━━ Extracted information

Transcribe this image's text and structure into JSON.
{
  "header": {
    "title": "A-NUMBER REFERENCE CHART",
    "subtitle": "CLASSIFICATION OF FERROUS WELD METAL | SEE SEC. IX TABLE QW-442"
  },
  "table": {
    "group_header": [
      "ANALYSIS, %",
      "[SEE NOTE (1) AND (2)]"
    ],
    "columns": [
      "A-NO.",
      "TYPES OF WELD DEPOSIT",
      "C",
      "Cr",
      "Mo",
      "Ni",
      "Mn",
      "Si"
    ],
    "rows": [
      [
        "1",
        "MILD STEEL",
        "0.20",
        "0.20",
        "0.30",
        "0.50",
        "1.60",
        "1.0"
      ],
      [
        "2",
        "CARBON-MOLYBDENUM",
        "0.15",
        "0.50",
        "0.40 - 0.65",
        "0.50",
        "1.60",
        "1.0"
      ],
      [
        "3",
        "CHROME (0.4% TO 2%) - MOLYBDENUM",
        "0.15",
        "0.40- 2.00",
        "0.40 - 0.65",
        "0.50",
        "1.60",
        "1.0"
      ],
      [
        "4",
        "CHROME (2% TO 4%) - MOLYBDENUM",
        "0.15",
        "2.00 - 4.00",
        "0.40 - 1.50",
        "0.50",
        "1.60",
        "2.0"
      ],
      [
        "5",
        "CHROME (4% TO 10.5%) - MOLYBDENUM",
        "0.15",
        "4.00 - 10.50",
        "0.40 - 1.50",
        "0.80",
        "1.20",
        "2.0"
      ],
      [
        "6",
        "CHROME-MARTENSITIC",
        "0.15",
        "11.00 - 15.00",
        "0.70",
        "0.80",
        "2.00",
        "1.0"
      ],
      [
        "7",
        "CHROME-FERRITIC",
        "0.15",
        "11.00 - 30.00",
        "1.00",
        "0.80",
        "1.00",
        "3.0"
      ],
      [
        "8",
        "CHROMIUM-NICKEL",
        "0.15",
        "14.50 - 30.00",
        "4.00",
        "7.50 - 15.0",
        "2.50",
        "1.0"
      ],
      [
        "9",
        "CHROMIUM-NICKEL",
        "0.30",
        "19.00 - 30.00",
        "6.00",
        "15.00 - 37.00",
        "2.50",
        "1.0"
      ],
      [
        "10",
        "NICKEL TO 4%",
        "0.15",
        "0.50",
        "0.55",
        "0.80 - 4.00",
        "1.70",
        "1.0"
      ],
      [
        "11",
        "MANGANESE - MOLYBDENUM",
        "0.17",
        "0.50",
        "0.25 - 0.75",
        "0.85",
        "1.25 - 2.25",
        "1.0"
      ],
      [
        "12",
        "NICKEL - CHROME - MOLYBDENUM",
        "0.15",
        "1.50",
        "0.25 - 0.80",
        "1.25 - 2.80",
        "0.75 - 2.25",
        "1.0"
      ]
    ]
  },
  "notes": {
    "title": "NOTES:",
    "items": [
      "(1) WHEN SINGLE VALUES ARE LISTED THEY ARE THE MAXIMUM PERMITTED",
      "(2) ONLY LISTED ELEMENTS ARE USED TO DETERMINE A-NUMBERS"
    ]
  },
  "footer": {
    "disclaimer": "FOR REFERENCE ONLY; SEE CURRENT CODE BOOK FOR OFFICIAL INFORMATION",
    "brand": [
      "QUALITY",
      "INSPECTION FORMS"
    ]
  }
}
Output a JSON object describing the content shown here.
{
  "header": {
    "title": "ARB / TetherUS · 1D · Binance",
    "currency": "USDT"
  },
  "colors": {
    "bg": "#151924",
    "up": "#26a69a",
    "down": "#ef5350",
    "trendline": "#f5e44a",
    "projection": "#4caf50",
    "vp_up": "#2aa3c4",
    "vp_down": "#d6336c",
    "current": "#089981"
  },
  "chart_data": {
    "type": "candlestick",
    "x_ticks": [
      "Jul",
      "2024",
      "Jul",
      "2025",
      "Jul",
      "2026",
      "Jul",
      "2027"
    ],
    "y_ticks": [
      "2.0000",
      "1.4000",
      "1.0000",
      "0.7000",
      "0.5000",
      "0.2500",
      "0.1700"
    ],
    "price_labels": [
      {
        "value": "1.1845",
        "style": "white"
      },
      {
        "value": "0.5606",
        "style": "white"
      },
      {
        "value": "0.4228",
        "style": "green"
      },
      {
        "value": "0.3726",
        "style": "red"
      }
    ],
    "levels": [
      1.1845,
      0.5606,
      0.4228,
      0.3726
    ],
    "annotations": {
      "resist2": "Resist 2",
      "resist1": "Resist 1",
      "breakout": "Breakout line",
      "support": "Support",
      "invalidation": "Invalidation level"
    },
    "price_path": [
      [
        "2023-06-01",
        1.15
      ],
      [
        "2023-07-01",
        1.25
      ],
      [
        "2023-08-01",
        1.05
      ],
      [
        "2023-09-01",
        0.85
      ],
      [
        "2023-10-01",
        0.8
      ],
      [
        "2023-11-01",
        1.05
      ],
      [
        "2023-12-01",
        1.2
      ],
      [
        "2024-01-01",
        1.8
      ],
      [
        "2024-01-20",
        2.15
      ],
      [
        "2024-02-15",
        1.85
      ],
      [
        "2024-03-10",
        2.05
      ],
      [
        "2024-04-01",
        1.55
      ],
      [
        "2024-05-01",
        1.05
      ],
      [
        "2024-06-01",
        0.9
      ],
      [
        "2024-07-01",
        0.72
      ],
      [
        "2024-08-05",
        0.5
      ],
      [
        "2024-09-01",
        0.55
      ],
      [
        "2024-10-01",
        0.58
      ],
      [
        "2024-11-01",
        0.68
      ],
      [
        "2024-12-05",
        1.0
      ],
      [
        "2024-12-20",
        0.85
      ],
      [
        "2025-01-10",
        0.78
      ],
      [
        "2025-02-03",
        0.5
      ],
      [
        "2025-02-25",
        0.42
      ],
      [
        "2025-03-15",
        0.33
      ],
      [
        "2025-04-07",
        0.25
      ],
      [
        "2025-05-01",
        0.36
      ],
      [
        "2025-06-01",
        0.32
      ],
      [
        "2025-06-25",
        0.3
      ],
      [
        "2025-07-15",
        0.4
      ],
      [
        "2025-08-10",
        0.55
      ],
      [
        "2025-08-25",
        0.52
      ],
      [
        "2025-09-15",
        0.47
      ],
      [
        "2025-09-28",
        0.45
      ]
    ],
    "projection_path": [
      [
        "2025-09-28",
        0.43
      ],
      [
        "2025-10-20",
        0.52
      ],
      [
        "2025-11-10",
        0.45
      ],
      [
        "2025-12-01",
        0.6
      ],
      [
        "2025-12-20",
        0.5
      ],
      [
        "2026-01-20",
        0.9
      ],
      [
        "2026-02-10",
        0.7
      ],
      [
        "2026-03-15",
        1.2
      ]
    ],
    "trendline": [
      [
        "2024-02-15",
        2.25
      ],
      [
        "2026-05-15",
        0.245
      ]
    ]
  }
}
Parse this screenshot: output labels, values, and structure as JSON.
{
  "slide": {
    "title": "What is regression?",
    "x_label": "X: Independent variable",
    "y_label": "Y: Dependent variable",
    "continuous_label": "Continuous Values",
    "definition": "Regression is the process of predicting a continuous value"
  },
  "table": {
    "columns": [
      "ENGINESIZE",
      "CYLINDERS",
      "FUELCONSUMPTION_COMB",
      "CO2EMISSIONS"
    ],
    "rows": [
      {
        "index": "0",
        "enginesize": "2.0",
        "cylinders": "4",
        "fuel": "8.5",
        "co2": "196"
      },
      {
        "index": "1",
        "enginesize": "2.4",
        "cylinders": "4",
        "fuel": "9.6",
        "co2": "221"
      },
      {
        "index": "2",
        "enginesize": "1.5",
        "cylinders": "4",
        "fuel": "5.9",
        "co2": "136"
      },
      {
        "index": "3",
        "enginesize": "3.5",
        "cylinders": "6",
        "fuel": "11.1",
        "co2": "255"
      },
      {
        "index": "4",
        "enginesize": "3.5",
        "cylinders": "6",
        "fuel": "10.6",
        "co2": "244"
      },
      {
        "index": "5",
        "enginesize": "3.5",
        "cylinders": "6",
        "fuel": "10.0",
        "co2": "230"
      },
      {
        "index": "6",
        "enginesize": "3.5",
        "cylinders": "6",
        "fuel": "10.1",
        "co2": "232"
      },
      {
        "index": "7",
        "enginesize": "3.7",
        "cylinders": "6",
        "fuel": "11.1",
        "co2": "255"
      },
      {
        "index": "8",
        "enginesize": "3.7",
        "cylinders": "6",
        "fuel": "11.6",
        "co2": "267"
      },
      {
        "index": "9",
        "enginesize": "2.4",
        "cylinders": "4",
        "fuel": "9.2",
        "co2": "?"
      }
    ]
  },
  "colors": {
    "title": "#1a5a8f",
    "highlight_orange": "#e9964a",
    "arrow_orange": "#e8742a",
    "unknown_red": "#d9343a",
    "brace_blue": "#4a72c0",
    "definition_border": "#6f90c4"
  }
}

━━━━

* What to do:
Report each line in the preceding entries that holds the string "this".

* The output:
Transcribe this image's text and structure into JSON.
Parse this screenshot: output labels, values, and structure as JSON.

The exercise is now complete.